Items listed in a dataset:
• • • • •
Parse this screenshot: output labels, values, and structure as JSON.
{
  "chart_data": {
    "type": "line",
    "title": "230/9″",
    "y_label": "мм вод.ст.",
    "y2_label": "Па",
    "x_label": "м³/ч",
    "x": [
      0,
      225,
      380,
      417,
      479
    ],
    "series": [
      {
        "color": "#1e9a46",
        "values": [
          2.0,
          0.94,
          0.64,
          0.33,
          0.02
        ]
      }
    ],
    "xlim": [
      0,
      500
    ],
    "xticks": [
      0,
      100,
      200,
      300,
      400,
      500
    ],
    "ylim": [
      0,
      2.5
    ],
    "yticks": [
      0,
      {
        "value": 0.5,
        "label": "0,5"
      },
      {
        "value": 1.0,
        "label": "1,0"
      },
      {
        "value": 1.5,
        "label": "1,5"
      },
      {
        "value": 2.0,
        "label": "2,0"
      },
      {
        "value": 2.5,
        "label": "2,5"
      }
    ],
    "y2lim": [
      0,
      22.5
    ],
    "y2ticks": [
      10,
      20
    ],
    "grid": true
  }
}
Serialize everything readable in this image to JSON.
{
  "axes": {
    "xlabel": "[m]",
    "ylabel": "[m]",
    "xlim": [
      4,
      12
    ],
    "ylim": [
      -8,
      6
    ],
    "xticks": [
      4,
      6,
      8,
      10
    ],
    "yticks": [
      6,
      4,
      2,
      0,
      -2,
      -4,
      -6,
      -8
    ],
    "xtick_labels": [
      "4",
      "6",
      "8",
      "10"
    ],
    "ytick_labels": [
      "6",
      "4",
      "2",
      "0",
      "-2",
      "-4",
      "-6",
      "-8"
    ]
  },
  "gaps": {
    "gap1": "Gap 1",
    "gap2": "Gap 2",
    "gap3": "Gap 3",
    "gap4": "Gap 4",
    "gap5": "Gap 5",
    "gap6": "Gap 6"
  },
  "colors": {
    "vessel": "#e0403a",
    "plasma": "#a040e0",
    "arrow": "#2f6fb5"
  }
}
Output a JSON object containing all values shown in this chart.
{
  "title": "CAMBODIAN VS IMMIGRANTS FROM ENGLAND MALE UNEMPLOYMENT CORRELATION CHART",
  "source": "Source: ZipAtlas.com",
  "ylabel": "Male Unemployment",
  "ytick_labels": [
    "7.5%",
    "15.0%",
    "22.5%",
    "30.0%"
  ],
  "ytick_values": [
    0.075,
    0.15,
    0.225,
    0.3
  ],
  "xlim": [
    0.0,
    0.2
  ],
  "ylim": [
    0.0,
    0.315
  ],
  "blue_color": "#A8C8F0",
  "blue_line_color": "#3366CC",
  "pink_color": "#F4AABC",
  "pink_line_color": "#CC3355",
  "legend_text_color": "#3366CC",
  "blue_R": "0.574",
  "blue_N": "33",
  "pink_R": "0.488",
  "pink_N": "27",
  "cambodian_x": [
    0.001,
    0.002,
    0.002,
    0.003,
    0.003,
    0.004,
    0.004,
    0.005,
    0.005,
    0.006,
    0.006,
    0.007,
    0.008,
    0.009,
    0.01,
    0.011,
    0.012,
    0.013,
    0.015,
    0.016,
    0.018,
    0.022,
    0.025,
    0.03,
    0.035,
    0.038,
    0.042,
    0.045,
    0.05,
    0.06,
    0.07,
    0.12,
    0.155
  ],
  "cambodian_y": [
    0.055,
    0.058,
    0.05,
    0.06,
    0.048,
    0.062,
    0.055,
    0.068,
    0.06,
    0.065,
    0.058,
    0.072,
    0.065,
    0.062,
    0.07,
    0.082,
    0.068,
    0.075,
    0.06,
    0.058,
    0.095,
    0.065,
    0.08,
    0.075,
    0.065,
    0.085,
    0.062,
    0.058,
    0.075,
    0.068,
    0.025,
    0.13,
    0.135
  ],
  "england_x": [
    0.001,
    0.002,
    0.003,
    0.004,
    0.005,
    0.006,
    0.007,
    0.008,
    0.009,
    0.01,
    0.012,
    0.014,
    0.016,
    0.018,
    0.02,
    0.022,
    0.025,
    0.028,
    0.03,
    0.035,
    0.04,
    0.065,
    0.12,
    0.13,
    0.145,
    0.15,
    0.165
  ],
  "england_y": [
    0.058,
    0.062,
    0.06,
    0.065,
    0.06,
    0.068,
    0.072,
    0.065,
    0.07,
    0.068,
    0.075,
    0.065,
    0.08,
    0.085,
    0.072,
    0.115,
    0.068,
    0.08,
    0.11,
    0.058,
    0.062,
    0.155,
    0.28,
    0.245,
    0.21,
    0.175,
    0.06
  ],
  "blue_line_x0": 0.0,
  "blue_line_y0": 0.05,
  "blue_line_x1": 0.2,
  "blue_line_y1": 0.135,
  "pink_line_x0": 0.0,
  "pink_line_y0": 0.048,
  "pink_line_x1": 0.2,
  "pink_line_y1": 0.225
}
• • • • •
Give only the number of lines in the listing above that include the string "title".

2